### Requirement
Return all of the entries word for word, but omit the pictures they contain.

- - - - -

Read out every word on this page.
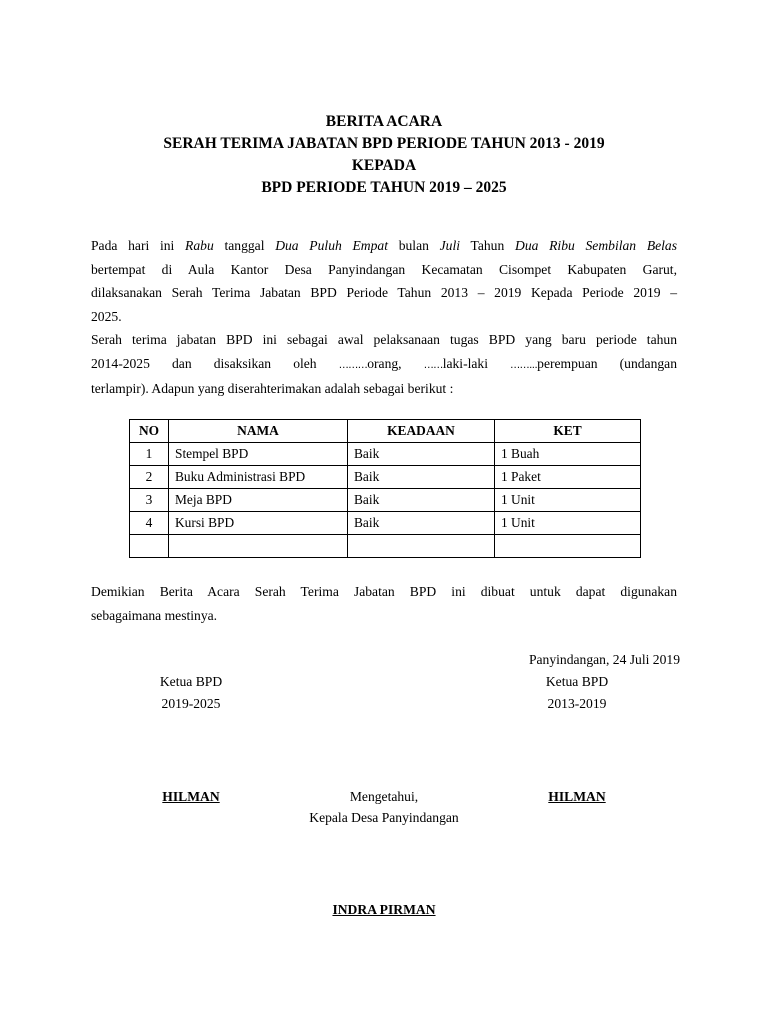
BERITA ACARA
SERAH TERIMA JABATAN BPD PERIODE TAHUN 2013 - 2019
KEPADA
BPD PERIODE TAHUN 2019 – 2025
Pada hari ini Rabu tanggal Dua Puluh Empat bulan Juli Tahun Dua Ribu Sembilan Belas
bertempat di Aula Kantor Desa Panyindangan Kecamatan Cisompet Kabupaten Garut,
dilaksanakan Serah Terima Jabatan BPD Periode Tahun 2013 – 2019 Kepada Periode 2019 –
2025.
Serah terima jabatan BPD ini sebagai awal pelaksanaan tugas BPD yang baru periode tahun
2014-2025 dan disaksikan oleh ………orang, ……laki-laki ……...perempuan (undangan
terlampir). Adapun yang diserahterimakan adalah sebagai berikut :
NO	NAMA	KEADAAN	KET
1	Stempel BPD	Baik	1 Buah
2	Buku Administrasi BPD	Baik	1 Paket
3	Meja BPD	Baik	1 Unit
4	Kursi BPD	Baik	1 Unit

Demikian Berita Acara Serah Terima Jabatan BPD ini dibuat untuk dapat digunakan
sebagaimana mestinya.
Panyindangan, 24 Juli 2019
Ketua BPD
2019-2025
HILMAN
Ketua BPD
2013-2019
HILMAN
Mengetahui,
Kepala Desa Panyindangan
INDRA PIRMAN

- - - - -

### Solution to this exercise
Read out every word on this page.
BERITA ACARA
SERAH TERIMA JABATAN BPD PERIODE TAHUN 2013 - 2019
KEPADA
BPD PERIODE TAHUN 2019 – 2025
Pada hari ini Rabu tanggal Dua Puluh Empat bulan Juli Tahun Dua Ribu Sembilan Belas
bertempat di Aula Kantor Desa Panyindangan Kecamatan Cisompet Kabupaten Garut,
dilaksanakan Serah Terima Jabatan BPD Periode Tahun 2013 – 2019 Kepada Periode 2019 –
2025.
Serah terima jabatan BPD ini sebagai awal pelaksanaan tugas BPD yang baru periode tahun
2014-2025 dan disaksikan oleh ………orang, ……laki-laki ……...perempuan (undangan
terlampir). Adapun yang diserahterimakan adalah sebagai berikut :
NO	NAMA	KEADAAN	KET
1	Stempel BPD	Baik	1 Buah
2	Buku Administrasi BPD	Baik	1 Paket
3	Meja BPD	Baik	1 Unit
4	Kursi BPD	Baik	1 Unit

Demikian Berita Acara Serah Terima Jabatan BPD ini dibuat untuk dapat digunakan
sebagaimana mestinya.
Panyindangan, 24 Juli 2019
Ketua BPD
2019-2025
HILMAN
Ketua BPD
2013-2019
HILMAN
Mengetahui,
Kepala Desa Panyindangan
INDRA PIRMAN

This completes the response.